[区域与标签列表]
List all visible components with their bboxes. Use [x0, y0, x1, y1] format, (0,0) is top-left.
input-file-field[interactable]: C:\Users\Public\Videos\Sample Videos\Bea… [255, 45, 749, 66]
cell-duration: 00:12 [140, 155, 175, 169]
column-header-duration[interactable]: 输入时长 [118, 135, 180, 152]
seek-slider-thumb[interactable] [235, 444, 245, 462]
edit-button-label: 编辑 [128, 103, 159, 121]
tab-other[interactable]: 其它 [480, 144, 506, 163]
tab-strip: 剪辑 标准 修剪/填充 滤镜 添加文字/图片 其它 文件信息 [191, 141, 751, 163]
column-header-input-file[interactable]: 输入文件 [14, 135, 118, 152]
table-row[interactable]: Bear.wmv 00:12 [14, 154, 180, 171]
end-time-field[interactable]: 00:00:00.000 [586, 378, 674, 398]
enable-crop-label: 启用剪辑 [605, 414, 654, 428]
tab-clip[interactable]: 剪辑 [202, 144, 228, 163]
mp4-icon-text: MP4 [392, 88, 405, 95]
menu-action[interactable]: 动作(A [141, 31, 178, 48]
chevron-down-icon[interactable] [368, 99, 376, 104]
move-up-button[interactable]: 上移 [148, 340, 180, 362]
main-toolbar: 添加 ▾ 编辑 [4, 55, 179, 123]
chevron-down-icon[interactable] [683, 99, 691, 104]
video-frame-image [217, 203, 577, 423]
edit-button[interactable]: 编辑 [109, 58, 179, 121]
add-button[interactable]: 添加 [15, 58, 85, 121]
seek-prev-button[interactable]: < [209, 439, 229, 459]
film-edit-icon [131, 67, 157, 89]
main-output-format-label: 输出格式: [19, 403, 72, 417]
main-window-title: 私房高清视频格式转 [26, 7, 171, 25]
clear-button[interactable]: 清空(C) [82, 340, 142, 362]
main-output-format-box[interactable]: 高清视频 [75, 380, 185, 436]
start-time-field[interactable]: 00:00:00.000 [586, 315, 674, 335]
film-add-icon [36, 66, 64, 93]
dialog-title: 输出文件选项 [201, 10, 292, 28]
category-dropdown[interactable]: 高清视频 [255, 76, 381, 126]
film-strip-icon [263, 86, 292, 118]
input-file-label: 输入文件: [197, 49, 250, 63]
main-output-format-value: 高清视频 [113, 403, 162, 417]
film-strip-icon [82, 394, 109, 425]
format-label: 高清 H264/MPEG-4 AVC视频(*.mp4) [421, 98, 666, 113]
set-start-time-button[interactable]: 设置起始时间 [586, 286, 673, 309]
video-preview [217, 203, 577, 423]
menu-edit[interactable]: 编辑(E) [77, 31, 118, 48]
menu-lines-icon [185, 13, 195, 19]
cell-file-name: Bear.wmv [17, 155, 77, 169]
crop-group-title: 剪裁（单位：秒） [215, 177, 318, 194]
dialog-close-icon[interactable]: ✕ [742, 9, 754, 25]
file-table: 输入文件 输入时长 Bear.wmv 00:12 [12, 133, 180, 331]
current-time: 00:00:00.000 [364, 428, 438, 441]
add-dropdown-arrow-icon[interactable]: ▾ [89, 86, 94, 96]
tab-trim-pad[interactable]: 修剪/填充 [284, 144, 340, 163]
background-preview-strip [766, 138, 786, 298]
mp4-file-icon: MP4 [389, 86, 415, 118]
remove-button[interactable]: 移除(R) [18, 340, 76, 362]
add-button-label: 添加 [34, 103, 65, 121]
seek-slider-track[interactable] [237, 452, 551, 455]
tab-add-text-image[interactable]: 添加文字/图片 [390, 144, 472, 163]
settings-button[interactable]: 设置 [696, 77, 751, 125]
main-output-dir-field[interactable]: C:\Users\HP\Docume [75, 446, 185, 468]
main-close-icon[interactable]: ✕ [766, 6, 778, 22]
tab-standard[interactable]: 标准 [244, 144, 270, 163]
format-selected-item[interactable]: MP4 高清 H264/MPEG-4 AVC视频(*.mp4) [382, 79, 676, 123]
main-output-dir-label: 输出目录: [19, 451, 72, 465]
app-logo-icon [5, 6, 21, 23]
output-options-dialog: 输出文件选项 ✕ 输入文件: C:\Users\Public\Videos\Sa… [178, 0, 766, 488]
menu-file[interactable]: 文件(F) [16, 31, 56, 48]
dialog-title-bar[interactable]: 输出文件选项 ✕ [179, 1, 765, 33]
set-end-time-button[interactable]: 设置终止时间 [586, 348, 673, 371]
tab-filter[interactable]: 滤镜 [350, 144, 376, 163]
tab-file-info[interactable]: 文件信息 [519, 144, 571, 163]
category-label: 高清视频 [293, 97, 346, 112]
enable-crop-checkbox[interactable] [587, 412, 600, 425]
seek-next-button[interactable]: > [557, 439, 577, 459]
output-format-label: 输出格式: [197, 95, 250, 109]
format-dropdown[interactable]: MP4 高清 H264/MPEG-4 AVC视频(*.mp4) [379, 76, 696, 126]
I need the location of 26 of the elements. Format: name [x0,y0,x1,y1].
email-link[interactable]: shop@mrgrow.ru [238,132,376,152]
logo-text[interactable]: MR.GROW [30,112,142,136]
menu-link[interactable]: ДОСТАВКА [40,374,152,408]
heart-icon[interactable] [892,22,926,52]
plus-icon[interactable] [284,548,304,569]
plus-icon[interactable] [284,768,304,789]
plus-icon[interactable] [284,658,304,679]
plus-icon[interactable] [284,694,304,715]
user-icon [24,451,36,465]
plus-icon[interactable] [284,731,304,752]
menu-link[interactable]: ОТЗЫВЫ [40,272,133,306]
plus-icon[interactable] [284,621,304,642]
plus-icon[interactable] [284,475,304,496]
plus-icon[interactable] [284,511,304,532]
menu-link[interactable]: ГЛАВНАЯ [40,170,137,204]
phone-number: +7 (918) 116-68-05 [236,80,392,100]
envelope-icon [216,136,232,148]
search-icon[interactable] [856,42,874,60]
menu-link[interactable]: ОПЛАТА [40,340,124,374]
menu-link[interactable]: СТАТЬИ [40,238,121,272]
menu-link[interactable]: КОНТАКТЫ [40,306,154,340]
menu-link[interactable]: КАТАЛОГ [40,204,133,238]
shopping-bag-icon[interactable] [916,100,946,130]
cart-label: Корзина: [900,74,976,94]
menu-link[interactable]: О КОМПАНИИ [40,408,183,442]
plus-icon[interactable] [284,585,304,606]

任务要求 -
请将上面所有列表中的各行原样照录下来。

结果 -
List all visible components with their bboxes. Use [x0, y0, x1, y1] format, (0,0) is top-left.
input-file-field[interactable]: C:\Users\Public\Videos\Sample Videos\Bea… [255, 45, 749, 66]
cell-duration: 00:12 [140, 155, 175, 169]
column-header-duration[interactable]: 输入时长 [118, 135, 180, 152]
seek-slider-thumb[interactable] [235, 444, 245, 462]
edit-button-label: 编辑 [128, 103, 159, 121]
tab-other[interactable]: 其它 [480, 144, 506, 163]
tab-strip: 剪辑 标准 修剪/填充 滤镜 添加文字/图片 其它 文件信息 [191, 141, 751, 163]
column-header-input-file[interactable]: 输入文件 [14, 135, 118, 152]
table-row[interactable]: Bear.wmv 00:12 [14, 154, 180, 171]
end-time-field[interactable]: 00:00:00.000 [586, 378, 674, 398]
enable-crop-label: 启用剪辑 [605, 414, 654, 428]
tab-clip[interactable]: 剪辑 [202, 144, 228, 163]
mp4-icon-text: MP4 [392, 88, 405, 95]
menu-action[interactable]: 动作(A [141, 31, 178, 48]
chevron-down-icon[interactable] [368, 99, 376, 104]
move-up-button[interactable]: 上移 [148, 340, 180, 362]
main-toolbar: 添加 ▾ 编辑 [4, 55, 179, 123]
chevron-down-icon[interactable] [683, 99, 691, 104]
video-frame-image [217, 203, 577, 423]
edit-button[interactable]: 编辑 [109, 58, 179, 121]
add-button[interactable]: 添加 [15, 58, 85, 121]
seek-prev-button[interactable]: < [209, 439, 229, 459]
film-edit-icon [131, 67, 157, 89]
main-output-format-label: 输出格式: [19, 403, 72, 417]
main-window-title: 私房高清视频格式转 [26, 7, 171, 25]
clear-button[interactable]: 清空(C) [82, 340, 142, 362]
main-output-format-box[interactable]: 高清视频 [75, 380, 185, 436]
start-time-field[interactable]: 00:00:00.000 [586, 315, 674, 335]
film-add-icon [36, 66, 64, 93]
dialog-title: 输出文件选项 [201, 10, 292, 28]
category-dropdown[interactable]: 高清视频 [255, 76, 381, 126]
film-strip-icon [263, 86, 292, 118]
input-file-label: 输入文件: [197, 49, 250, 63]
main-output-format-value: 高清视频 [113, 403, 162, 417]
film-strip-icon [82, 394, 109, 425]
format-label: 高清 H264/MPEG-4 AVC视频(*.mp4) [421, 98, 666, 113]
set-start-time-button[interactable]: 设置起始时间 [586, 286, 673, 309]
video-preview [217, 203, 577, 423]
menu-edit[interactable]: 编辑(E) [77, 31, 118, 48]
menu-lines-icon [185, 13, 195, 19]
cell-file-name: Bear.wmv [17, 155, 77, 169]
crop-group-title: 剪裁（单位：秒） [215, 177, 318, 194]
dialog-close-icon[interactable]: ✕ [742, 9, 754, 25]
file-table: 输入文件 输入时长 Bear.wmv 00:12 [12, 133, 180, 331]
current-time: 00:00:00.000 [364, 428, 438, 441]
add-dropdown-arrow-icon[interactable]: ▾ [89, 86, 94, 96]
tab-trim-pad[interactable]: 修剪/填充 [284, 144, 340, 163]
background-preview-strip [766, 138, 786, 298]
mp4-file-icon: MP4 [389, 86, 415, 118]
remove-button[interactable]: 移除(R) [18, 340, 76, 362]
add-button-label: 添加 [34, 103, 65, 121]
seek-slider-track[interactable] [237, 452, 551, 455]
tab-add-text-image[interactable]: 添加文字/图片 [390, 144, 472, 163]
settings-button[interactable]: 设置 [696, 77, 751, 125]
main-output-dir-field[interactable]: C:\Users\HP\Docume [75, 446, 185, 468]
main-close-icon[interactable]: ✕ [766, 6, 778, 22]
tab-standard[interactable]: 标准 [244, 144, 270, 163]
format-selected-item[interactable]: MP4 高清 H264/MPEG-4 AVC视频(*.mp4) [382, 79, 676, 123]
main-output-dir-label: 输出目录: [19, 451, 72, 465]
app-logo-icon [5, 6, 21, 23]
output-options-dialog: 输出文件选项 ✕ 输入文件: C:\Users\Public\Videos\Sa… [178, 0, 766, 488]
menu-file[interactable]: 文件(F) [16, 31, 56, 48]
dialog-title-bar[interactable]: 输出文件选项 ✕ [179, 1, 765, 33]
set-end-time-button[interactable]: 设置终止时间 [586, 348, 673, 371]
tab-filter[interactable]: 滤镜 [350, 144, 376, 163]
tab-file-info[interactable]: 文件信息 [519, 144, 571, 163]
category-label: 高清视频 [293, 97, 346, 112]
enable-crop-checkbox[interactable] [587, 412, 600, 425]
seek-next-button[interactable]: > [557, 439, 577, 459]
output-format-label: 输出格式: [197, 95, 250, 109]
format-dropdown[interactable]: MP4 高清 H264/MPEG-4 AVC视频(*.mp4) [379, 76, 696, 126]
I need the location of 26 of the elements. Format: name [x0,y0,x1,y1].
email-link[interactable]: shop@mrgrow.ru [238,132,376,152]
logo-text[interactable]: MR.GROW [30,112,142,136]
menu-link[interactable]: ДОСТАВКА [40,374,152,408]
heart-icon[interactable] [892,22,926,52]
plus-icon[interactable] [284,548,304,569]
plus-icon[interactable] [284,768,304,789]
plus-icon[interactable] [284,658,304,679]
plus-icon[interactable] [284,694,304,715]
user-icon [24,451,36,465]
plus-icon[interactable] [284,731,304,752]
menu-link[interactable]: ОТЗЫВЫ [40,272,133,306]
plus-icon[interactable] [284,621,304,642]
plus-icon[interactable] [284,475,304,496]
plus-icon[interactable] [284,511,304,532]
menu-link[interactable]: ГЛАВНАЯ [40,170,137,204]
phone-number: +7 (918) 116-68-05 [236,80,392,100]
envelope-icon [216,136,232,148]
search-icon[interactable] [856,42,874,60]
menu-link[interactable]: ОПЛАТА [40,340,124,374]
menu-link[interactable]: СТАТЬИ [40,238,121,272]
menu-link[interactable]: КОНТАКТЫ [40,306,154,340]
menu-link[interactable]: КАТАЛОГ [40,204,133,238]
shopping-bag-icon[interactable] [916,100,946,130]
cart-label: Корзина: [900,74,976,94]
menu-link[interactable]: О КОМПАНИИ [40,408,183,442]
plus-icon[interactable] [284,585,304,606]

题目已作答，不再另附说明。